--- Stored data ---

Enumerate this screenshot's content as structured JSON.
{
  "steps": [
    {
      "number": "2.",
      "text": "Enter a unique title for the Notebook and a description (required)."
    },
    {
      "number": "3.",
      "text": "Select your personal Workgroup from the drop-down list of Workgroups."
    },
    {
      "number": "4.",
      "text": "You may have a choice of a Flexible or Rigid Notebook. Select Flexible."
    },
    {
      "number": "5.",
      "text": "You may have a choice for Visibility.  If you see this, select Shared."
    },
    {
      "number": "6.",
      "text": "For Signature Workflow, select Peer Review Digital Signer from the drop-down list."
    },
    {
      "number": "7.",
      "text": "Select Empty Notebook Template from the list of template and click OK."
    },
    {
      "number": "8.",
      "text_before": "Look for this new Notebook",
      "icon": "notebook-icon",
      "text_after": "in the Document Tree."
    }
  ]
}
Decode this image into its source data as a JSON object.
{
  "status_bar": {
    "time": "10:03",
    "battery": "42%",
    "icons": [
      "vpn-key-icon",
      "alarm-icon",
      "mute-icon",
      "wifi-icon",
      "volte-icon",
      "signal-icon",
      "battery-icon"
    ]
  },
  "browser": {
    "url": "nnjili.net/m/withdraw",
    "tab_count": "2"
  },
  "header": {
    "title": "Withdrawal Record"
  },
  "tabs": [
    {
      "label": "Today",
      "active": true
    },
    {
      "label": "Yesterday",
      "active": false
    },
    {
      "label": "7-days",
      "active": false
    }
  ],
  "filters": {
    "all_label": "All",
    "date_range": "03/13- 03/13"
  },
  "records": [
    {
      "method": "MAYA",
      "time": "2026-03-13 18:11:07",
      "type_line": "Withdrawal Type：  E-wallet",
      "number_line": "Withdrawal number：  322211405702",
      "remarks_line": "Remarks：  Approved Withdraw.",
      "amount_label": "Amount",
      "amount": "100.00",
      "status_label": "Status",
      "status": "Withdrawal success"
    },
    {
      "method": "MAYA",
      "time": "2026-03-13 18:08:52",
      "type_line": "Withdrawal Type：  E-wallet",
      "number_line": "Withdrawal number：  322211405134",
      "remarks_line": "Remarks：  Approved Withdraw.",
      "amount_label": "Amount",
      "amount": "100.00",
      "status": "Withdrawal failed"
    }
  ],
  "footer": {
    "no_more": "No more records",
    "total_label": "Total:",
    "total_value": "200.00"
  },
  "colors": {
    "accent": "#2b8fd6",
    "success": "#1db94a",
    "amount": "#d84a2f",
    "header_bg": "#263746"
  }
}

---

= Instructions for the task =
Gather all the lines that include the word "Withdrawal" and copy them out.

= Written response =
    "title": "Withdrawal Record"
      "type_line": "Withdrawal Type：  E-wallet",
      "number_line": "Withdrawal number：  322211405702",
      "status": "Withdrawal success"
      "type_line": "Withdrawal Type：  E-wallet",
      "number_line": "Withdrawal number：  322211405134",
      "status": "Withdrawal failed"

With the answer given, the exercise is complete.